(Dataset records on visual material)
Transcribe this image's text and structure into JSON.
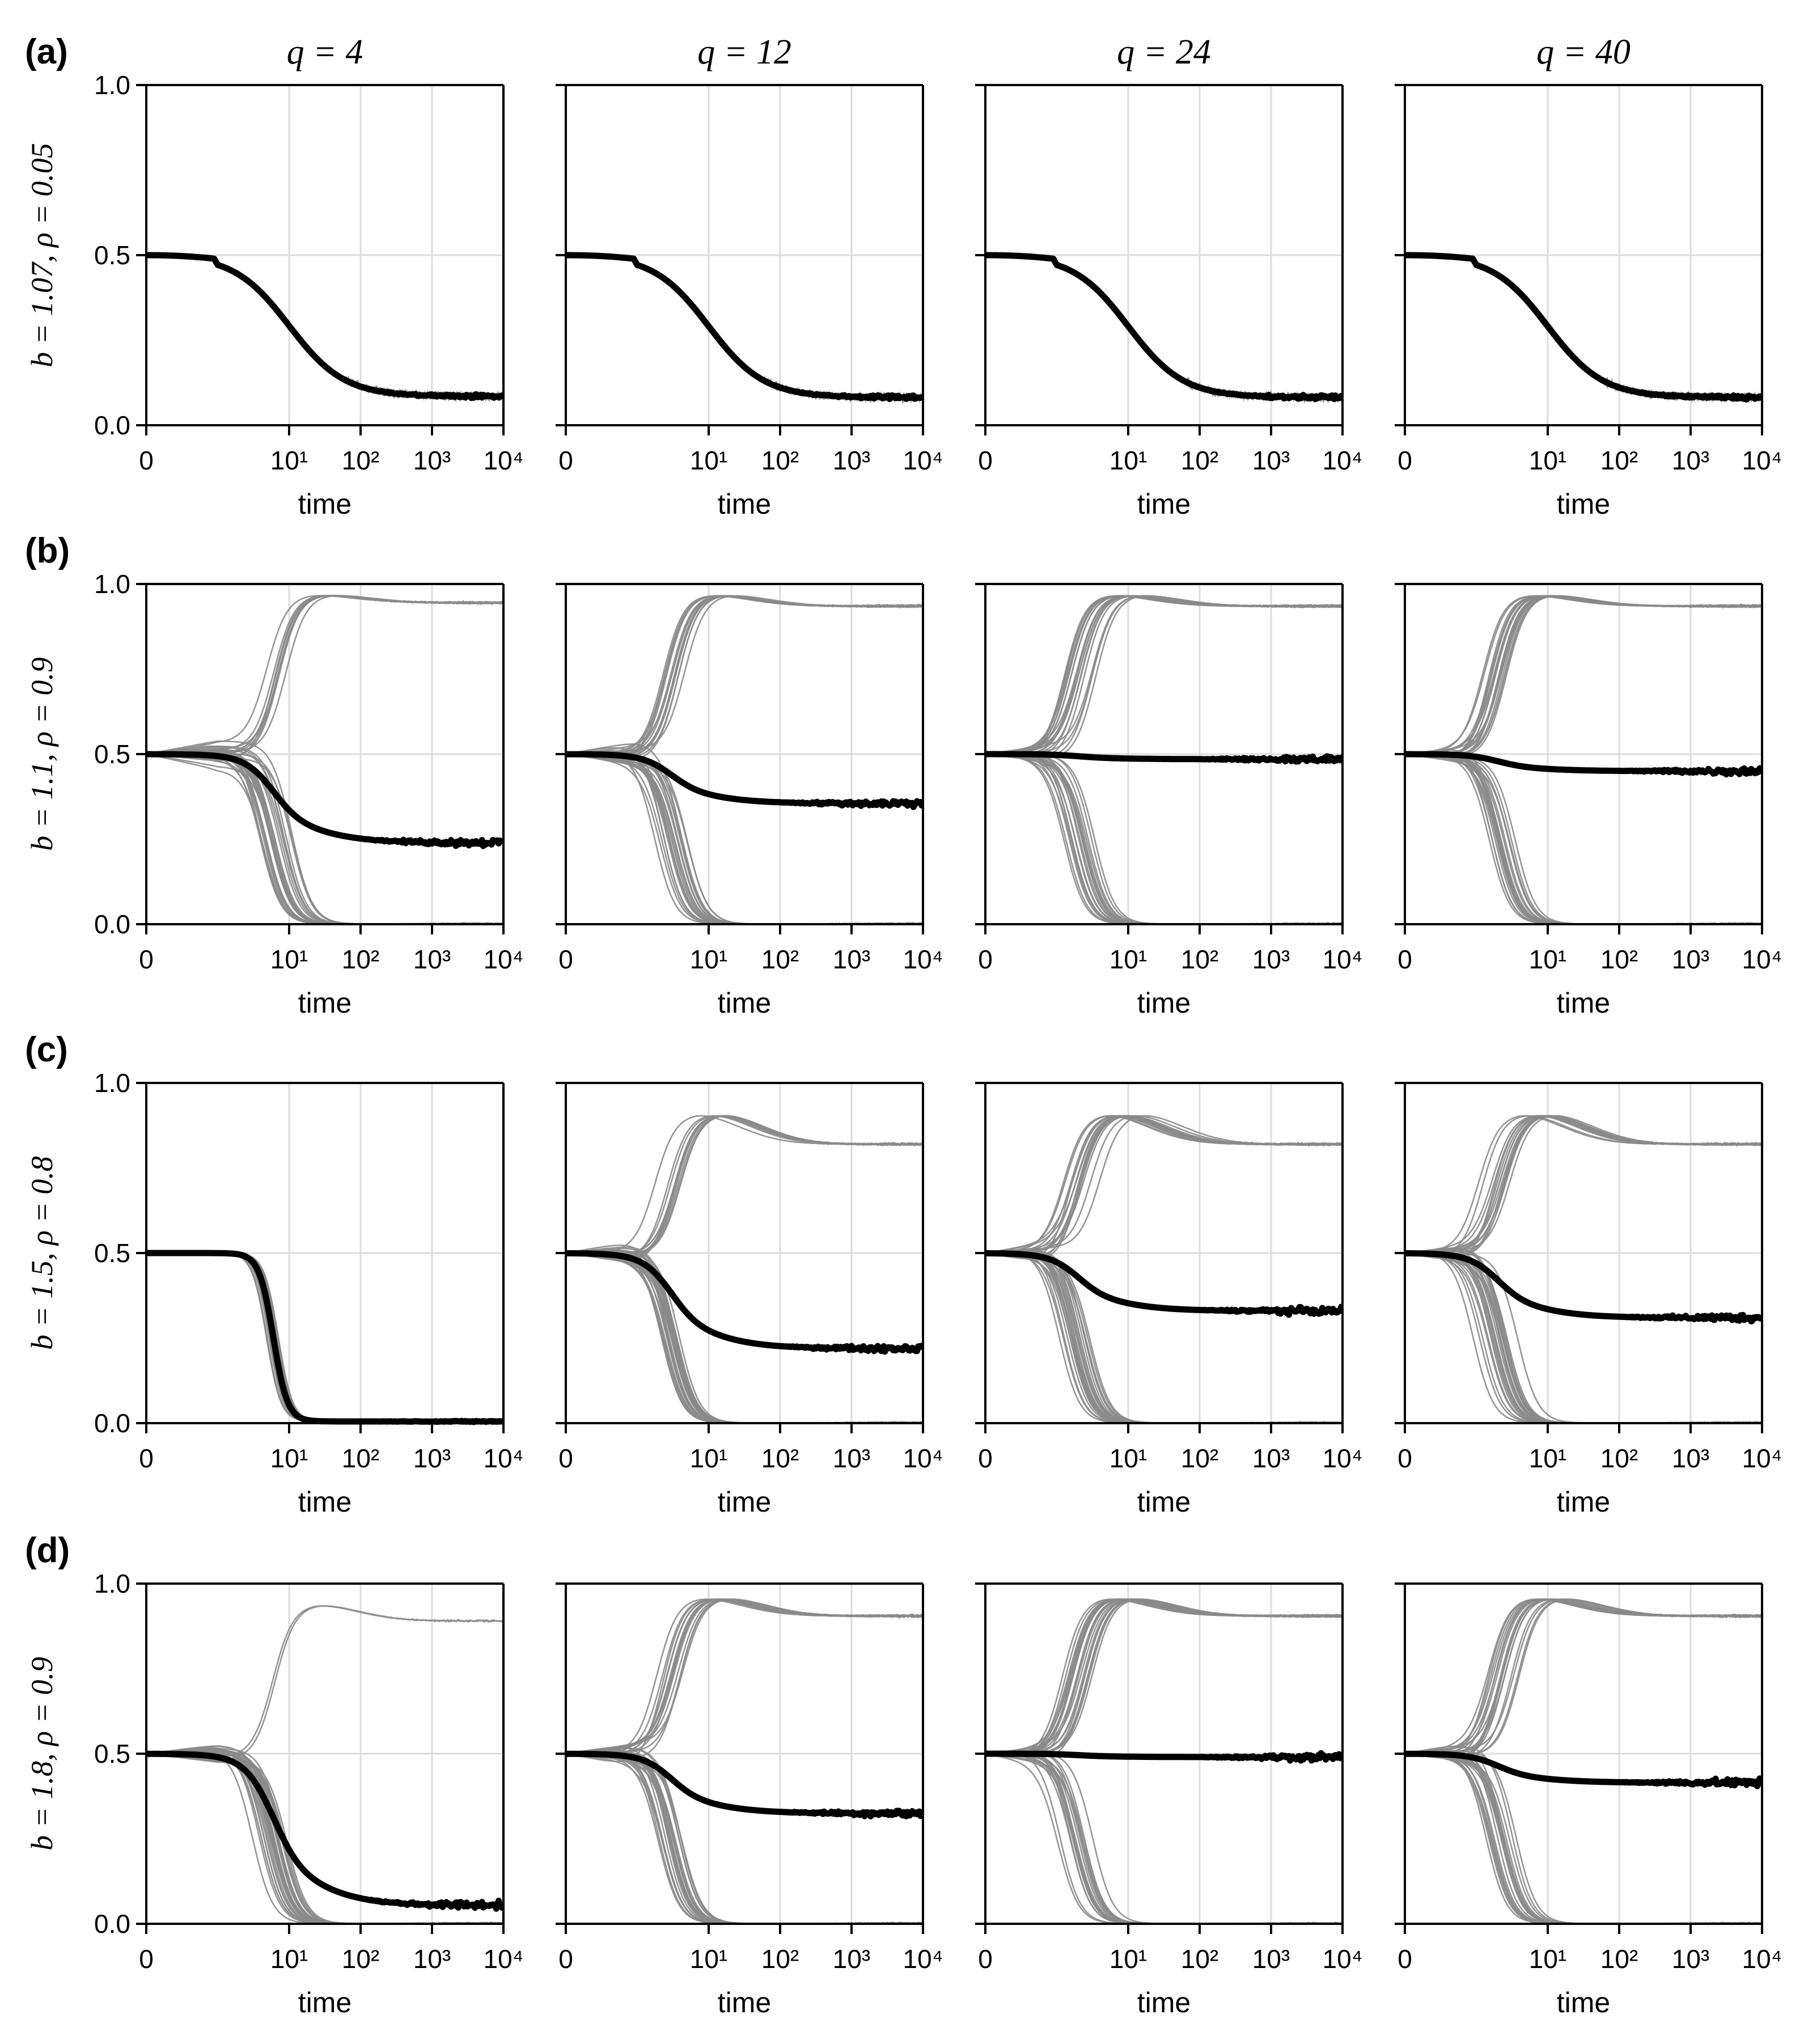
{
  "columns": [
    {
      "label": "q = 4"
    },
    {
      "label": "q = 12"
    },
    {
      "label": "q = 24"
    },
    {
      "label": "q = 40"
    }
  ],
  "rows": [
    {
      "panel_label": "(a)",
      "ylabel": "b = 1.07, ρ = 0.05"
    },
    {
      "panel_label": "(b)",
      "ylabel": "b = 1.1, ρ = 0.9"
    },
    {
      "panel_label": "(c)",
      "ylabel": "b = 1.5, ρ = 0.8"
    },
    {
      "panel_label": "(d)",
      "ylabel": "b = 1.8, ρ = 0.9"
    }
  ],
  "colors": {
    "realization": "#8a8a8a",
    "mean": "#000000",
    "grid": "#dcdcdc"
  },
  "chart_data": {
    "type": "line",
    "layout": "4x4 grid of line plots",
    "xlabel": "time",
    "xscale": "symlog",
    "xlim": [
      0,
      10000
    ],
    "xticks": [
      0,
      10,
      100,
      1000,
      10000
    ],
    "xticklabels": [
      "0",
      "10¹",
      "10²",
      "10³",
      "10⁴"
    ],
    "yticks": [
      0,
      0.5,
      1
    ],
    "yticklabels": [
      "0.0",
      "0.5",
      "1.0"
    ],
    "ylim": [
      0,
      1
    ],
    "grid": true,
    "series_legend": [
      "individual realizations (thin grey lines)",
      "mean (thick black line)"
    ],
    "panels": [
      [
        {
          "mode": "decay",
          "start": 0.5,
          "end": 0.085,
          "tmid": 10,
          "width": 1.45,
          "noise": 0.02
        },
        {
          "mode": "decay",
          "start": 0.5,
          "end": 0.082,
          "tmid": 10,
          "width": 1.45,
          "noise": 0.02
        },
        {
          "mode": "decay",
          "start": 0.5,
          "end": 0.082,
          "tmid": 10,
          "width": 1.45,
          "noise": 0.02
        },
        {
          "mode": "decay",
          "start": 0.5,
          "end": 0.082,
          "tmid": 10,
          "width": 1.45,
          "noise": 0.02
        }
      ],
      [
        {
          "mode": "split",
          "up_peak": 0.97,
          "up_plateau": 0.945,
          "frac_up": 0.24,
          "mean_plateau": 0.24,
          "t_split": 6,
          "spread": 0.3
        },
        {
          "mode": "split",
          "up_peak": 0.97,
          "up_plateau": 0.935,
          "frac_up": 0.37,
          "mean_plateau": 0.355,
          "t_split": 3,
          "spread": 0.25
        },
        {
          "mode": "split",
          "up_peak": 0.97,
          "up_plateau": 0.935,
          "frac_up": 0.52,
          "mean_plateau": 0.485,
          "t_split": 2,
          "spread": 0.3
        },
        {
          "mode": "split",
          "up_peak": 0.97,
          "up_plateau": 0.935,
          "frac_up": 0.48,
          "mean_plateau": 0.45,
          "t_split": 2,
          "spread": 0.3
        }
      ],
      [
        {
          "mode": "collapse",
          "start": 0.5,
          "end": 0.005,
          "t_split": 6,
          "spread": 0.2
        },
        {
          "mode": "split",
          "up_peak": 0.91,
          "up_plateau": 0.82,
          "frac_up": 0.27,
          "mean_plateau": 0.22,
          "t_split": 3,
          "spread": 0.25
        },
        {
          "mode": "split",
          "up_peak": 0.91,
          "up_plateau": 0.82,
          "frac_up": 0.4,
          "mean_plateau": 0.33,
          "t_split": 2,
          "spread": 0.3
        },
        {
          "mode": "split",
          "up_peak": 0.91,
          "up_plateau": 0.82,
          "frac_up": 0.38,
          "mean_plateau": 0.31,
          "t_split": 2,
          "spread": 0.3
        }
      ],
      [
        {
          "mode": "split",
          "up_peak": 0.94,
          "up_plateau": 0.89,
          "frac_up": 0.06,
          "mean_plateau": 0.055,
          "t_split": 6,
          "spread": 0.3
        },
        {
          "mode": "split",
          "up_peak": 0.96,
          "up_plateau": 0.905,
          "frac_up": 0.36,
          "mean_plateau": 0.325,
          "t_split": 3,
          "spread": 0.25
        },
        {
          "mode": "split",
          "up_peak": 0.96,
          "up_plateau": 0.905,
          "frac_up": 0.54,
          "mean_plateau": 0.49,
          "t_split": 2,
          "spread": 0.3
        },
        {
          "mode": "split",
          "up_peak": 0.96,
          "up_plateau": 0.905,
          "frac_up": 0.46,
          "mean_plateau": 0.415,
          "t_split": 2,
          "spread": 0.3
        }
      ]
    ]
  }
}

■ What needs to be done ■
Repeat all the records above exactly, leaving out any pictures.

■ Finished exercise ■
Transcribe this image's text and structure into JSON.
{
  "columns": [
    {
      "label": "q = 4"
    },
    {
      "label": "q = 12"
    },
    {
      "label": "q = 24"
    },
    {
      "label": "q = 40"
    }
  ],
  "rows": [
    {
      "panel_label": "(a)",
      "ylabel": "b = 1.07, ρ = 0.05"
    },
    {
      "panel_label": "(b)",
      "ylabel": "b = 1.1, ρ = 0.9"
    },
    {
      "panel_label": "(c)",
      "ylabel": "b = 1.5, ρ = 0.8"
    },
    {
      "panel_label": "(d)",
      "ylabel": "b = 1.8, ρ = 0.9"
    }
  ],
  "colors": {
    "realization": "#8a8a8a",
    "mean": "#000000",
    "grid": "#dcdcdc"
  },
  "chart_data": {
    "type": "line",
    "layout": "4x4 grid of line plots",
    "xlabel": "time",
    "xscale": "symlog",
    "xlim": [
      0,
      10000
    ],
    "xticks": [
      0,
      10,
      100,
      1000,
      10000
    ],
    "xticklabels": [
      "0",
      "10¹",
      "10²",
      "10³",
      "10⁴"
    ],
    "yticks": [
      0,
      0.5,
      1
    ],
    "yticklabels": [
      "0.0",
      "0.5",
      "1.0"
    ],
    "ylim": [
      0,
      1
    ],
    "grid": true,
    "series_legend": [
      "individual realizations (thin grey lines)",
      "mean (thick black line)"
    ],
    "panels": [
      [
        {
          "mode": "decay",
          "start": 0.5,
          "end": 0.085,
          "tmid": 10,
          "width": 1.45,
          "noise": 0.02
        },
        {
          "mode": "decay",
          "start": 0.5,
          "end": 0.082,
          "tmid": 10,
          "width": 1.45,
          "noise": 0.02
        },
        {
          "mode": "decay",
          "start": 0.5,
          "end": 0.082,
          "tmid": 10,
          "width": 1.45,
          "noise": 0.02
        },
        {
          "mode": "decay",
          "start": 0.5,
          "end": 0.082,
          "tmid": 10,
          "width": 1.45,
          "noise": 0.02
        }
      ],
      [
        {
          "mode": "split",
          "up_peak": 0.97,
          "up_plateau": 0.945,
          "frac_up": 0.24,
          "mean_plateau": 0.24,
          "t_split": 6,
          "spread": 0.3
        },
        {
          "mode": "split",
          "up_peak": 0.97,
          "up_plateau": 0.935,
          "frac_up": 0.37,
          "mean_plateau": 0.355,
          "t_split": 3,
          "spread": 0.25
        },
        {
          "mode": "split",
          "up_peak": 0.97,
          "up_plateau": 0.935,
          "frac_up": 0.52,
          "mean_plateau": 0.485,
          "t_split": 2,
          "spread": 0.3
        },
        {
          "mode": "split",
          "up_peak": 0.97,
          "up_plateau": 0.935,
          "frac_up": 0.48,
          "mean_plateau": 0.45,
          "t_split": 2,
          "spread": 0.3
        }
      ],
      [
        {
          "mode": "collapse",
          "start": 0.5,
          "end": 0.005,
          "t_split": 6,
          "spread": 0.2
        },
        {
          "mode": "split",
          "up_peak": 0.91,
          "up_plateau": 0.82,
          "frac_up": 0.27,
          "mean_plateau": 0.22,
          "t_split": 3,
          "spread": 0.25
        },
        {
          "mode": "split",
          "up_peak": 0.91,
          "up_plateau": 0.82,
          "frac_up": 0.4,
          "mean_plateau": 0.33,
          "t_split": 2,
          "spread": 0.3
        },
        {
          "mode": "split",
          "up_peak": 0.91,
          "up_plateau": 0.82,
          "frac_up": 0.38,
          "mean_plateau": 0.31,
          "t_split": 2,
          "spread": 0.3
        }
      ],
      [
        {
          "mode": "split",
          "up_peak": 0.94,
          "up_plateau": 0.89,
          "frac_up": 0.06,
          "mean_plateau": 0.055,
          "t_split": 6,
          "spread": 0.3
        },
        {
          "mode": "split",
          "up_peak": 0.96,
          "up_plateau": 0.905,
          "frac_up": 0.36,
          "mean_plateau": 0.325,
          "t_split": 3,
          "spread": 0.25
        },
        {
          "mode": "split",
          "up_peak": 0.96,
          "up_plateau": 0.905,
          "frac_up": 0.54,
          "mean_plateau": 0.49,
          "t_split": 2,
          "spread": 0.3
        },
        {
          "mode": "split",
          "up_peak": 0.96,
          "up_plateau": 0.905,
          "frac_up": 0.46,
          "mean_plateau": 0.415,
          "t_split": 2,
          "spread": 0.3
        }
      ]
    ]
  }
}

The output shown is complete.